[Document page entries with text]
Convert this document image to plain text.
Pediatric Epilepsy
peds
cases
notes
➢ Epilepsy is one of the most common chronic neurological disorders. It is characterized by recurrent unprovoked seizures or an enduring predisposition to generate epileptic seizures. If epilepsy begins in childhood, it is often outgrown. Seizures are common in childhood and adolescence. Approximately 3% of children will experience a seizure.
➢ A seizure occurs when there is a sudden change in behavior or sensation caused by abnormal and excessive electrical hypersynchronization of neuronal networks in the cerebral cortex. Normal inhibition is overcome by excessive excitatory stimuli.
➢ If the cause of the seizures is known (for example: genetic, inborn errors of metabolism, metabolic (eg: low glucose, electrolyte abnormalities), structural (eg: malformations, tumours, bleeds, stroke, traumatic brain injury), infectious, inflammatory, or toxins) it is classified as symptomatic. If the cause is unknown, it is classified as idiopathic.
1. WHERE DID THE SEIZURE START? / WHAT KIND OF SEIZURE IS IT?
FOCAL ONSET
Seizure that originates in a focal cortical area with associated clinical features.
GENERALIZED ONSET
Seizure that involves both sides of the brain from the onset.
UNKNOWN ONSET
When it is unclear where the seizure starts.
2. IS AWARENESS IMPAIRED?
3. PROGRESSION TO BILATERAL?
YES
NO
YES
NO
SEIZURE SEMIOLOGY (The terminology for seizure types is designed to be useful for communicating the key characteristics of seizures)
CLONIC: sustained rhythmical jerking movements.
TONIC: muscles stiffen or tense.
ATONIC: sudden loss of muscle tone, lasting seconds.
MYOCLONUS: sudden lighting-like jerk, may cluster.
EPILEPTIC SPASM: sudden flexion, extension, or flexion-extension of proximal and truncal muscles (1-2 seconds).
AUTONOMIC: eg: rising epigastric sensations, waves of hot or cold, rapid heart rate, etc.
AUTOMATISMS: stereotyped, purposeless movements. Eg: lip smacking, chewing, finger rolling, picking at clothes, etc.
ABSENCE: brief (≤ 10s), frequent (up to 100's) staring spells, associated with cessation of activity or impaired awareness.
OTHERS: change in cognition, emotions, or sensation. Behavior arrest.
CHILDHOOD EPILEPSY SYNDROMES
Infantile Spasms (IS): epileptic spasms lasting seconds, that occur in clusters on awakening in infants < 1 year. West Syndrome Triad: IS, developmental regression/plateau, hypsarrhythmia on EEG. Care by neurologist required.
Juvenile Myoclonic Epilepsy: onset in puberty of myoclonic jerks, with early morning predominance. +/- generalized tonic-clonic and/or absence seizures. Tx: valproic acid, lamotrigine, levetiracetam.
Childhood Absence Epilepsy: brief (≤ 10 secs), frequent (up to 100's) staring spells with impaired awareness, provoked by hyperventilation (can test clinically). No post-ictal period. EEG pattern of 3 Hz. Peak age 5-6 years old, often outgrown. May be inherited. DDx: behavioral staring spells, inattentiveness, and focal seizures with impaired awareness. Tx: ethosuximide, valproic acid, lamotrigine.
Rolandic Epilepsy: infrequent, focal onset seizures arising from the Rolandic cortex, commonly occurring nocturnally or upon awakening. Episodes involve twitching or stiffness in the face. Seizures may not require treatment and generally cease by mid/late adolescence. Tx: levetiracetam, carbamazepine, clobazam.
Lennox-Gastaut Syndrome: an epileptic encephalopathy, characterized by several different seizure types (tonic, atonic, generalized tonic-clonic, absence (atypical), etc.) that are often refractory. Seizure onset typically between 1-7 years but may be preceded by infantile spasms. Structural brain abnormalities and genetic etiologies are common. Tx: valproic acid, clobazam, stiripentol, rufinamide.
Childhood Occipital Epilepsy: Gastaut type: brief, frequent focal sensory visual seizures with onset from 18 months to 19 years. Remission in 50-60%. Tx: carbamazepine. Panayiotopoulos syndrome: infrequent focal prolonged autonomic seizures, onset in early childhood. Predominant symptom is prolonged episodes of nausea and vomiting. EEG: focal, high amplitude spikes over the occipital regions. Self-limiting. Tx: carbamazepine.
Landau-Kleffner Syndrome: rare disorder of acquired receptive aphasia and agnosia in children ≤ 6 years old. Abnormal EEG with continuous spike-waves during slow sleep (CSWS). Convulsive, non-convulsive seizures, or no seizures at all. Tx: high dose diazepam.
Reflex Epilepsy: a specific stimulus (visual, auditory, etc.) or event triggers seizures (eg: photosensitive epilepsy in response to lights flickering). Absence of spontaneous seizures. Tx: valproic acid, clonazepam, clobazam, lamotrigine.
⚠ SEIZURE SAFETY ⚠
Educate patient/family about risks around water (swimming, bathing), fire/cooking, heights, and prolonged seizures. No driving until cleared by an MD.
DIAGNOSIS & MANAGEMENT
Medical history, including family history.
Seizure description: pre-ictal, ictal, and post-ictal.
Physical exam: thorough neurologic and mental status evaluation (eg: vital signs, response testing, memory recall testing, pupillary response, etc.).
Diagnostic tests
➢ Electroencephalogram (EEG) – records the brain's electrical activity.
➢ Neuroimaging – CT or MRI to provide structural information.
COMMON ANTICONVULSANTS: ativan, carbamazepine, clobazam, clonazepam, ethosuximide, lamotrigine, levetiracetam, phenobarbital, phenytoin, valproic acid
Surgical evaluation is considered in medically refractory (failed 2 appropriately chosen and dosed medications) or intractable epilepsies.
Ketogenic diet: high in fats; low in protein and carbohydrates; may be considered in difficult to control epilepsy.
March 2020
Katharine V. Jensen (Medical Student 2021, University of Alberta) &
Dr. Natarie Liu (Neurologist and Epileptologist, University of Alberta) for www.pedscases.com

Brief:
Return all the lines shown above, precisely as they stand.

Answer area:
Convert this document image to plain text.
Pediatric Epilepsy
peds
cases
notes
➢ Epilepsy is one of the most common chronic neurological disorders. It is characterized by recurrent unprovoked seizures or an enduring predisposition to generate epileptic seizures. If epilepsy begins in childhood, it is often outgrown. Seizures are common in childhood and adolescence. Approximately 3% of children will experience a seizure.
➢ A seizure occurs when there is a sudden change in behavior or sensation caused by abnormal and excessive electrical hypersynchronization of neuronal networks in the cerebral cortex. Normal inhibition is overcome by excessive excitatory stimuli.
➢ If the cause of the seizures is known (for example: genetic, inborn errors of metabolism, metabolic (eg: low glucose, electrolyte abnormalities), structural (eg: malformations, tumours, bleeds, stroke, traumatic brain injury), infectious, inflammatory, or toxins) it is classified as symptomatic. If the cause is unknown, it is classified as idiopathic.
1. WHERE DID THE SEIZURE START? / WHAT KIND OF SEIZURE IS IT?
FOCAL ONSET
Seizure that originates in a focal cortical area with associated clinical features.
GENERALIZED ONSET
Seizure that involves both sides of the brain from the onset.
UNKNOWN ONSET
When it is unclear where the seizure starts.
2. IS AWARENESS IMPAIRED?
3. PROGRESSION TO BILATERAL?
YES
NO
YES
NO
SEIZURE SEMIOLOGY (The terminology for seizure types is designed to be useful for communicating the key characteristics of seizures)
CLONIC: sustained rhythmical jerking movements.
TONIC: muscles stiffen or tense.
ATONIC: sudden loss of muscle tone, lasting seconds.
MYOCLONUS: sudden lighting-like jerk, may cluster.
EPILEPTIC SPASM: sudden flexion, extension, or flexion-extension of proximal and truncal muscles (1-2 seconds).
AUTONOMIC: eg: rising epigastric sensations, waves of hot or cold, rapid heart rate, etc.
AUTOMATISMS: stereotyped, purposeless movements. Eg: lip smacking, chewing, finger rolling, picking at clothes, etc.
ABSENCE: brief (≤ 10s), frequent (up to 100's) staring spells, associated with cessation of activity or impaired awareness.
OTHERS: change in cognition, emotions, or sensation. Behavior arrest.
CHILDHOOD EPILEPSY SYNDROMES
Infantile Spasms (IS): epileptic spasms lasting seconds, that occur in clusters on awakening in infants < 1 year. West Syndrome Triad: IS, developmental regression/plateau, hypsarrhythmia on EEG. Care by neurologist required.
Juvenile Myoclonic Epilepsy: onset in puberty of myoclonic jerks, with early morning predominance. +/- generalized tonic-clonic and/or absence seizures. Tx: valproic acid, lamotrigine, levetiracetam.
Childhood Absence Epilepsy: brief (≤ 10 secs), frequent (up to 100's) staring spells with impaired awareness, provoked by hyperventilation (can test clinically). No post-ictal period. EEG pattern of 3 Hz. Peak age 5-6 years old, often outgrown. May be inherited. DDx: behavioral staring spells, inattentiveness, and focal seizures with impaired awareness. Tx: ethosuximide, valproic acid, lamotrigine.
Rolandic Epilepsy: infrequent, focal onset seizures arising from the Rolandic cortex, commonly occurring nocturnally or upon awakening. Episodes involve twitching or stiffness in the face. Seizures may not require treatment and generally cease by mid/late adolescence. Tx: levetiracetam, carbamazepine, clobazam.
Lennox-Gastaut Syndrome: an epileptic encephalopathy, characterized by several different seizure types (tonic, atonic, generalized tonic-clonic, absence (atypical), etc.) that are often refractory. Seizure onset typically between 1-7 years but may be preceded by infantile spasms. Structural brain abnormalities and genetic etiologies are common. Tx: valproic acid, clobazam, stiripentol, rufinamide.
Childhood Occipital Epilepsy: Gastaut type: brief, frequent focal sensory visual seizures with onset from 18 months to 19 years. Remission in 50-60%. Tx: carbamazepine. Panayiotopoulos syndrome: infrequent focal prolonged autonomic seizures, onset in early childhood. Predominant symptom is prolonged episodes of nausea and vomiting. EEG: focal, high amplitude spikes over the occipital regions. Self-limiting. Tx: carbamazepine.
Landau-Kleffner Syndrome: rare disorder of acquired receptive aphasia and agnosia in children ≤ 6 years old. Abnormal EEG with continuous spike-waves during slow sleep (CSWS). Convulsive, non-convulsive seizures, or no seizures at all. Tx: high dose diazepam.
Reflex Epilepsy: a specific stimulus (visual, auditory, etc.) or event triggers seizures (eg: photosensitive epilepsy in response to lights flickering). Absence of spontaneous seizures. Tx: valproic acid, clonazepam, clobazam, lamotrigine.
⚠ SEIZURE SAFETY ⚠
Educate patient/family about risks around water (swimming, bathing), fire/cooking, heights, and prolonged seizures. No driving until cleared by an MD.
DIAGNOSIS & MANAGEMENT
Medical history, including family history.
Seizure description: pre-ictal, ictal, and post-ictal.
Physical exam: thorough neurologic and mental status evaluation (eg: vital signs, response testing, memory recall testing, pupillary response, etc.).
Diagnostic tests
➢ Electroencephalogram (EEG) – records the brain's electrical activity.
➢ Neuroimaging – CT or MRI to provide structural information.
COMMON ANTICONVULSANTS: ativan, carbamazepine, clobazam, clonazepam, ethosuximide, lamotrigine, levetiracetam, phenobarbital, phenytoin, valproic acid
Surgical evaluation is considered in medically refractory (failed 2 appropriately chosen and dosed medications) or intractable epilepsies.
Ketogenic diet: high in fats; low in protein and carbohydrates; may be considered in difficult to control epilepsy.
March 2020
Katharine V. Jensen (Medical Student 2021, University of Alberta) &
Dr. Natarie Liu (Neurologist and Epileptologist, University of Alberta) for www.pedscases.com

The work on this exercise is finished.